Quote the entries that follow exactly, leaving none out.

(Collection entries)

▼▼▼

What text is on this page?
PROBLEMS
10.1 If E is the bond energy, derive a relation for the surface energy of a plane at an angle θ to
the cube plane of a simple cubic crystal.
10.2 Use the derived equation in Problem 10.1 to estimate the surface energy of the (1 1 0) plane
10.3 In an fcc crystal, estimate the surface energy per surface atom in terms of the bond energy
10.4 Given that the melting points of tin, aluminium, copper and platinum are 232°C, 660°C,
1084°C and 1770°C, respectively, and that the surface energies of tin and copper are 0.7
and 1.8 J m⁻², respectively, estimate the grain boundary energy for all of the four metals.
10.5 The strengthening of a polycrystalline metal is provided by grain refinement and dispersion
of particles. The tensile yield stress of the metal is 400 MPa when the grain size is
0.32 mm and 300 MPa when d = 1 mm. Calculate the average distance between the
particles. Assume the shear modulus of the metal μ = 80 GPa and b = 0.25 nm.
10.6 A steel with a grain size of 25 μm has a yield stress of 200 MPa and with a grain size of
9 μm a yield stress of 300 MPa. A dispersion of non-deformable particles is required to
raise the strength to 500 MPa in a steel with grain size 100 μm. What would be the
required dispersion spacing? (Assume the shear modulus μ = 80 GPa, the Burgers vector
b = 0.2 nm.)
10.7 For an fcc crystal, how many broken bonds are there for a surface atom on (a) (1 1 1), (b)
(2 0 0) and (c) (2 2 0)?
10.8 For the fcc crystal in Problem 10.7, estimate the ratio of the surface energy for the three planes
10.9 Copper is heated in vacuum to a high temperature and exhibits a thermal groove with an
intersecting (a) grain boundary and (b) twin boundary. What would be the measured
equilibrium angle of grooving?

▲▲▲

Output —
What text is on this page?
PROBLEMS
10.1 If E is the bond energy, derive a relation for the surface energy of a plane at an angle θ to
the cube plane of a simple cubic crystal.
10.2 Use the derived equation in Problem 10.1 to estimate the surface energy of the (1 1 0) plane
10.3 In an fcc crystal, estimate the surface energy per surface atom in terms of the bond energy
10.4 Given that the melting points of tin, aluminium, copper and platinum are 232°C, 660°C,
1084°C and 1770°C, respectively, and that the surface energies of tin and copper are 0.7
and 1.8 J m⁻², respectively, estimate the grain boundary energy for all of the four metals.
10.5 The strengthening of a polycrystalline metal is provided by grain refinement and dispersion
of particles. The tensile yield stress of the metal is 400 MPa when the grain size is
0.32 mm and 300 MPa when d = 1 mm. Calculate the average distance between the
particles. Assume the shear modulus of the metal μ = 80 GPa and b = 0.25 nm.
10.6 A steel with a grain size of 25 μm has a yield stress of 200 MPa and with a grain size of
9 μm a yield stress of 300 MPa. A dispersion of non-deformable particles is required to
raise the strength to 500 MPa in a steel with grain size 100 μm. What would be the
required dispersion spacing? (Assume the shear modulus μ = 80 GPa, the Burgers vector
b = 0.2 nm.)
10.7 For an fcc crystal, how many broken bonds are there for a surface atom on (a) (1 1 1), (b)
(2 0 0) and (c) (2 2 0)?
10.8 For the fcc crystal in Problem 10.7, estimate the ratio of the surface energy for the three planes
10.9 Copper is heated in vacuum to a high temperature and exhibits a thermal groove with an
intersecting (a) grain boundary and (b) twin boundary. What would be the measured
equilibrium angle of grooving?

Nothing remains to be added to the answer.